==== INFORMATION GIVEN
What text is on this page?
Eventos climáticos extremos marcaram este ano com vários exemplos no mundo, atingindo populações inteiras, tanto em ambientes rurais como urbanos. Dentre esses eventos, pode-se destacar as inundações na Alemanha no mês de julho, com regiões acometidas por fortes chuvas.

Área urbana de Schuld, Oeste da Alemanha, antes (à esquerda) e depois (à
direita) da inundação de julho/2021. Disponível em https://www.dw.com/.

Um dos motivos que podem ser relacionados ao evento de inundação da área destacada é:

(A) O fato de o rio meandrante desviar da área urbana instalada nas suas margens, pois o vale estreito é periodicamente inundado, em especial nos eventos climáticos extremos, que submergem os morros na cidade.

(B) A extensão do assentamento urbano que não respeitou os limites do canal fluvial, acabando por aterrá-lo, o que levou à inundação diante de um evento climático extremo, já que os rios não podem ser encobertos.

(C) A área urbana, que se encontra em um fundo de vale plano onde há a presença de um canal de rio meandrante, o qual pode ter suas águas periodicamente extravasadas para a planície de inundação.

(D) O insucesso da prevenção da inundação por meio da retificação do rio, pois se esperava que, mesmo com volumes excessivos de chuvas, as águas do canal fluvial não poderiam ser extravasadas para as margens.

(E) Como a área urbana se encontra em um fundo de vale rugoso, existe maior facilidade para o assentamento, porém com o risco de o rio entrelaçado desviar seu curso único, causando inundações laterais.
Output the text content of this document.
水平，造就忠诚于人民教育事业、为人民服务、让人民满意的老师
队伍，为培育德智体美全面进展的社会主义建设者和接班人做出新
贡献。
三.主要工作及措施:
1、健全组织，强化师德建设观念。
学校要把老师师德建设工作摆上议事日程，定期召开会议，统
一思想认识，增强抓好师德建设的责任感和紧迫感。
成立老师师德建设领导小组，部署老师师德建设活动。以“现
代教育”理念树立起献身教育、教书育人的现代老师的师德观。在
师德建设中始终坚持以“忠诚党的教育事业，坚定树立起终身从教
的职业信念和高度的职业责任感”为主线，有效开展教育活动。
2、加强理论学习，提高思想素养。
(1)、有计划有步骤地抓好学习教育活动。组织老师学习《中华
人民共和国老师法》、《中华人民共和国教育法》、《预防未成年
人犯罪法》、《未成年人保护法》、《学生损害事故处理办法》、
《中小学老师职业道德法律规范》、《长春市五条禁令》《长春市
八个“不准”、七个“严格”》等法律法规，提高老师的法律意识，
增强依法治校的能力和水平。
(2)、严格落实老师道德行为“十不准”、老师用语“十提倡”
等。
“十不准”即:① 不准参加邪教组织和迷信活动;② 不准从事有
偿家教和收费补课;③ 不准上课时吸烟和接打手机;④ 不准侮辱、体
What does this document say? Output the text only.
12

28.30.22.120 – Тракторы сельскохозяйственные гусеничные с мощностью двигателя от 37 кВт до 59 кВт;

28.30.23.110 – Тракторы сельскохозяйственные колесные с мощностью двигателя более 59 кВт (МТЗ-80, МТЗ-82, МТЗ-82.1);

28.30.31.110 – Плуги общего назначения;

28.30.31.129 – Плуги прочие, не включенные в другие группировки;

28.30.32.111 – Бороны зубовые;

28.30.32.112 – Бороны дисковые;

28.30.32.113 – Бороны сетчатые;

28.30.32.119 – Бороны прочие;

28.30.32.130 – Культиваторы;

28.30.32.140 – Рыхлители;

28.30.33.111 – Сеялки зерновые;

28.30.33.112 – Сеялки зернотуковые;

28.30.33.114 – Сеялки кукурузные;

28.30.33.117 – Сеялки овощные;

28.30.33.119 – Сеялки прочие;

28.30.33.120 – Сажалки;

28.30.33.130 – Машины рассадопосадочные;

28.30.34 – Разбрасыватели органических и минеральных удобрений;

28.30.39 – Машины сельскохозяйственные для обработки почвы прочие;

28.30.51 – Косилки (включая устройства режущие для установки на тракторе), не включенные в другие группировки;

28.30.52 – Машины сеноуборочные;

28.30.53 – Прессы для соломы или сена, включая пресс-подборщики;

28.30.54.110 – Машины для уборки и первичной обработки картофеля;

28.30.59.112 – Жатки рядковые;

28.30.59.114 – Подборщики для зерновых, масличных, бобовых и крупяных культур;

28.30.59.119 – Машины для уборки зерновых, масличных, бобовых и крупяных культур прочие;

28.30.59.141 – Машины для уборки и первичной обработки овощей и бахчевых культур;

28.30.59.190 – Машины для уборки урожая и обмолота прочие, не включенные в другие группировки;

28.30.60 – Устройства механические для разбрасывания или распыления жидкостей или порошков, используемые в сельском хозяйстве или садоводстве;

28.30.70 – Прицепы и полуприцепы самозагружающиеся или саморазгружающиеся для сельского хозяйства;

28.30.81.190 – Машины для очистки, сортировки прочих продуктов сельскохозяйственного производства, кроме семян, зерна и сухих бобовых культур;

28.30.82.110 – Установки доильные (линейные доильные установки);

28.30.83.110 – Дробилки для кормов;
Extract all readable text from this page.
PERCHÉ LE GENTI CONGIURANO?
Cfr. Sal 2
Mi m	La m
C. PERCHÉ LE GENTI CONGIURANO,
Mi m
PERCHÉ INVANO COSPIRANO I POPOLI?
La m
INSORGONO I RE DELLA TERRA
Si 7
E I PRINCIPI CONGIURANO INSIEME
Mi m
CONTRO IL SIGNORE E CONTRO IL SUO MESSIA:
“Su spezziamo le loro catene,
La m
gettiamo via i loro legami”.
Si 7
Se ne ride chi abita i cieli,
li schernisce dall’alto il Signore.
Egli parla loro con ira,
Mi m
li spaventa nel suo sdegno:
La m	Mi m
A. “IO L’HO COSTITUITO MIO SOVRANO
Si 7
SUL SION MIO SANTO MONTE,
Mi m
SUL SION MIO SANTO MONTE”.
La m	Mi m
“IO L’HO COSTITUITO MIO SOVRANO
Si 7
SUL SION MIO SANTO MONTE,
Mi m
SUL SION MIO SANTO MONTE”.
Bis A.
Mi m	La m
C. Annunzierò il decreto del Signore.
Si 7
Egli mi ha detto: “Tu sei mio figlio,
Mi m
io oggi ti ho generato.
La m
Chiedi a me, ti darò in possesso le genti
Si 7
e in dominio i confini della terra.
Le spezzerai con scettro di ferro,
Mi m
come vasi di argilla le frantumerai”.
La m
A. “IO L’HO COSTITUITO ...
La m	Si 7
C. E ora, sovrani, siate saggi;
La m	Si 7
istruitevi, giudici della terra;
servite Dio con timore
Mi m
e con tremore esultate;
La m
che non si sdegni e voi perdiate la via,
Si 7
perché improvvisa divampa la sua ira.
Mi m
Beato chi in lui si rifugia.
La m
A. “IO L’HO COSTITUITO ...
========
__EXERCISE DETAILS__:
Faithfully reproduce all of the records, character for character.

__FINISHED ANSWER__:
What text is on this page?
Eventos climáticos extremos marcaram este ano com vários exemplos no mundo, atingindo populações inteiras, tanto em ambientes rurais como urbanos. Dentre esses eventos, pode-se destacar as inundações na Alemanha no mês de julho, com regiões acometidas por fortes chuvas.

Área urbana de Schuld, Oeste da Alemanha, antes (à esquerda) e depois (à
direita) da inundação de julho/2021. Disponível em https://www.dw.com/.

Um dos motivos que podem ser relacionados ao evento de inundação da área destacada é:

(A) O fato de o rio meandrante desviar da área urbana instalada nas suas margens, pois o vale estreito é periodicamente inundado, em especial nos eventos climáticos extremos, que submergem os morros na cidade.

(B) A extensão do assentamento urbano que não respeitou os limites do canal fluvial, acabando por aterrá-lo, o que levou à inundação diante de um evento climático extremo, já que os rios não podem ser encobertos.

(C) A área urbana, que se encontra em um fundo de vale plano onde há a presença de um canal de rio meandrante, o qual pode ter suas águas periodicamente extravasadas para a planície de inundação.

(D) O insucesso da prevenção da inundação por meio da retificação do rio, pois se esperava que, mesmo com volumes excessivos de chuvas, as águas do canal fluvial não poderiam ser extravasadas para as margens.

(E) Como a área urbana se encontra em um fundo de vale rugoso, existe maior facilidade para o assentamento, porém com o risco de o rio entrelaçado desviar seu curso único, causando inundações laterais.
Output the text content of this document.
水平，造就忠诚于人民教育事业、为人民服务、让人民满意的老师
队伍，为培育德智体美全面进展的社会主义建设者和接班人做出新
贡献。
三.主要工作及措施:
1、健全组织，强化师德建设观念。
学校要把老师师德建设工作摆上议事日程，定期召开会议，统
一思想认识，增强抓好师德建设的责任感和紧迫感。
成立老师师德建设领导小组，部署老师师德建设活动。以“现
代教育”理念树立起献身教育、教书育人的现代老师的师德观。在
师德建设中始终坚持以“忠诚党的教育事业，坚定树立起终身从教
的职业信念和高度的职业责任感”为主线，有效开展教育活动。
2、加强理论学习，提高思想素养。
(1)、有计划有步骤地抓好学习教育活动。组织老师学习《中华
人民共和国老师法》、《中华人民共和国教育法》、《预防未成年
人犯罪法》、《未成年人保护法》、《学生损害事故处理办法》、
《中小学老师职业道德法律规范》、《长春市五条禁令》《长春市
八个“不准”、七个“严格”》等法律法规，提高老师的法律意识，
增强依法治校的能力和水平。
(2)、严格落实老师道德行为“十不准”、老师用语“十提倡”
等。
“十不准”即:① 不准参加邪教组织和迷信活动;② 不准从事有
偿家教和收费补课;③ 不准上课时吸烟和接打手机;④ 不准侮辱、体
What does this document say? Output the text only.
12

28.30.22.120 – Тракторы сельскохозяйственные гусеничные с мощностью двигателя от 37 кВт до 59 кВт;

28.30.23.110 – Тракторы сельскохозяйственные колесные с мощностью двигателя более 59 кВт (МТЗ-80, МТЗ-82, МТЗ-82.1);

28.30.31.110 – Плуги общего назначения;

28.30.31.129 – Плуги прочие, не включенные в другие группировки;

28.30.32.111 – Бороны зубовые;

28.30.32.112 – Бороны дисковые;

28.30.32.113 – Бороны сетчатые;

28.30.32.119 – Бороны прочие;

28.30.32.130 – Культиваторы;

28.30.32.140 – Рыхлители;

28.30.33.111 – Сеялки зерновые;

28.30.33.112 – Сеялки зернотуковые;

28.30.33.114 – Сеялки кукурузные;

28.30.33.117 – Сеялки овощные;

28.30.33.119 – Сеялки прочие;

28.30.33.120 – Сажалки;

28.30.33.130 – Машины рассадопосадочные;

28.30.34 – Разбрасыватели органических и минеральных удобрений;

28.30.39 – Машины сельскохозяйственные для обработки почвы прочие;

28.30.51 – Косилки (включая устройства режущие для установки на тракторе), не включенные в другие группировки;

28.30.52 – Машины сеноуборочные;

28.30.53 – Прессы для соломы или сена, включая пресс-подборщики;

28.30.54.110 – Машины для уборки и первичной обработки картофеля;

28.30.59.112 – Жатки рядковые;

28.30.59.114 – Подборщики для зерновых, масличных, бобовых и крупяных культур;

28.30.59.119 – Машины для уборки зерновых, масличных, бобовых и крупяных культур прочие;

28.30.59.141 – Машины для уборки и первичной обработки овощей и бахчевых культур;

28.30.59.190 – Машины для уборки урожая и обмолота прочие, не включенные в другие группировки;

28.30.60 – Устройства механические для разбрасывания или распыления жидкостей или порошков, используемые в сельском хозяйстве или садоводстве;

28.30.70 – Прицепы и полуприцепы самозагружающиеся или саморазгружающиеся для сельского хозяйства;

28.30.81.190 – Машины для очистки, сортировки прочих продуктов сельскохозяйственного производства, кроме семян, зерна и сухих бобовых культур;

28.30.82.110 – Установки доильные (линейные доильные установки);

28.30.83.110 – Дробилки для кормов;
Extract all readable text from this page.
PERCHÉ LE GENTI CONGIURANO?
Cfr. Sal 2
Mi m	La m
C. PERCHÉ LE GENTI CONGIURANO,
Mi m
PERCHÉ INVANO COSPIRANO I POPOLI?
La m
INSORGONO I RE DELLA TERRA
Si 7
E I PRINCIPI CONGIURANO INSIEME
Mi m
CONTRO IL SIGNORE E CONTRO IL SUO MESSIA:
“Su spezziamo le loro catene,
La m
gettiamo via i loro legami”.
Si 7
Se ne ride chi abita i cieli,
li schernisce dall’alto il Signore.
Egli parla loro con ira,
Mi m
li spaventa nel suo sdegno:
La m	Mi m
A. “IO L’HO COSTITUITO MIO SOVRANO
Si 7
SUL SION MIO SANTO MONTE,
Mi m
SUL SION MIO SANTO MONTE”.
La m	Mi m
“IO L’HO COSTITUITO MIO SOVRANO
Si 7
SUL SION MIO SANTO MONTE,
Mi m
SUL SION MIO SANTO MONTE”.
Bis A.
Mi m	La m
C. Annunzierò il decreto del Signore.
Si 7
Egli mi ha detto: “Tu sei mio figlio,
Mi m
io oggi ti ho generato.
La m
Chiedi a me, ti darò in possesso le genti
Si 7
e in dominio i confini della terra.
Le spezzerai con scettro di ferro,
Mi m
come vasi di argilla le frantumerai”.
La m
A. “IO L’HO COSTITUITO ...
La m	Si 7
C. E ora, sovrani, siate saggi;
La m	Si 7
istruitevi, giudici della terra;
servite Dio con timore
Mi m
e con tremore esultate;
La m
che non si sdegni e voi perdiate la via,
Si 7
perché improvvisa divampa la sua ira.
Mi m
Beato chi in lui si rifugia.
La m
A. “IO L’HO COSTITUITO ...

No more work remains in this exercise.